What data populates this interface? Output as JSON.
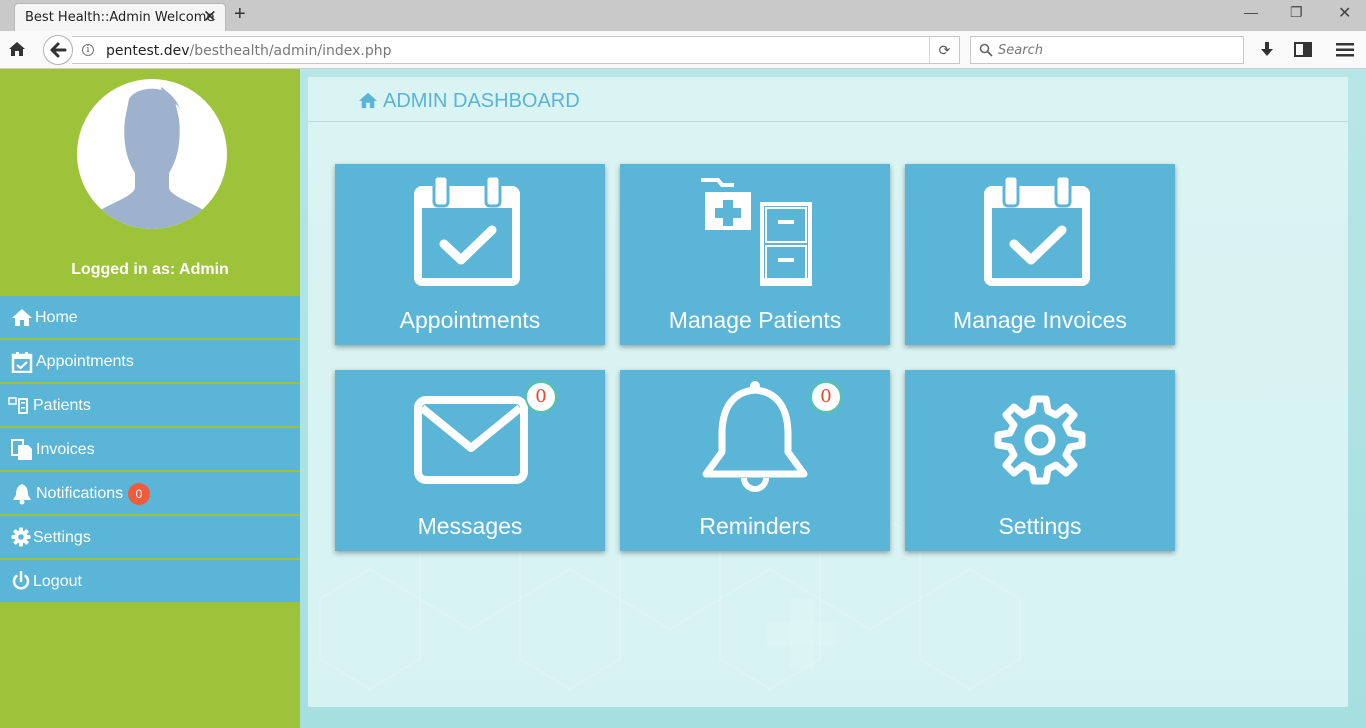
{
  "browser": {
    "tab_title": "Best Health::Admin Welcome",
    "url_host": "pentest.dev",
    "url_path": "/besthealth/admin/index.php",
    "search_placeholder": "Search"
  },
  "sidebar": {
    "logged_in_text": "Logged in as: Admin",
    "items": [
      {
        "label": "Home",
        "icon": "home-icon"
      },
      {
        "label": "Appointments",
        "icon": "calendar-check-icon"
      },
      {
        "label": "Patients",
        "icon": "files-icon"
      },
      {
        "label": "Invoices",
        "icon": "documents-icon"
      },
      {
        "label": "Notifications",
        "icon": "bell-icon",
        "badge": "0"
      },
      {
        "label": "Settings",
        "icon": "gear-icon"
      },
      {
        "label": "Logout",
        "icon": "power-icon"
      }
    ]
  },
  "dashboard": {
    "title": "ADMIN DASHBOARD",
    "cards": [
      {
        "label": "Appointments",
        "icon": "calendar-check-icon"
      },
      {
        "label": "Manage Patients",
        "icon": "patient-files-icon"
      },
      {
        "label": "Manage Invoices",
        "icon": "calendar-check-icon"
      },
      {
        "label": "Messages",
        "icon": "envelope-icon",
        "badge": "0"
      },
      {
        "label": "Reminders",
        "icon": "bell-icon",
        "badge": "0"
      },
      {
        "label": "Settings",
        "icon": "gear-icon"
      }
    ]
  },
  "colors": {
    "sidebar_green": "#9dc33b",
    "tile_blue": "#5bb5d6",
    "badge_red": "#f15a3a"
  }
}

(Requirement): Your copy should match the records above exactly, except that it contains no pictures.

(Solution below):
What data populates this interface? Output as JSON.
{
  "browser": {
    "tab_title": "Best Health::Admin Welcome",
    "url_host": "pentest.dev",
    "url_path": "/besthealth/admin/index.php",
    "search_placeholder": "Search"
  },
  "sidebar": {
    "logged_in_text": "Logged in as: Admin",
    "items": [
      {
        "label": "Home",
        "icon": "home-icon"
      },
      {
        "label": "Appointments",
        "icon": "calendar-check-icon"
      },
      {
        "label": "Patients",
        "icon": "files-icon"
      },
      {
        "label": "Invoices",
        "icon": "documents-icon"
      },
      {
        "label": "Notifications",
        "icon": "bell-icon",
        "badge": "0"
      },
      {
        "label": "Settings",
        "icon": "gear-icon"
      },
      {
        "label": "Logout",
        "icon": "power-icon"
      }
    ]
  },
  "dashboard": {
    "title": "ADMIN DASHBOARD",
    "cards": [
      {
        "label": "Appointments",
        "icon": "calendar-check-icon"
      },
      {
        "label": "Manage Patients",
        "icon": "patient-files-icon"
      },
      {
        "label": "Manage Invoices",
        "icon": "calendar-check-icon"
      },
      {
        "label": "Messages",
        "icon": "envelope-icon",
        "badge": "0"
      },
      {
        "label": "Reminders",
        "icon": "bell-icon",
        "badge": "0"
      },
      {
        "label": "Settings",
        "icon": "gear-icon"
      }
    ]
  },
  "colors": {
    "sidebar_green": "#9dc33b",
    "tile_blue": "#5bb5d6",
    "badge_red": "#f15a3a"
  }
}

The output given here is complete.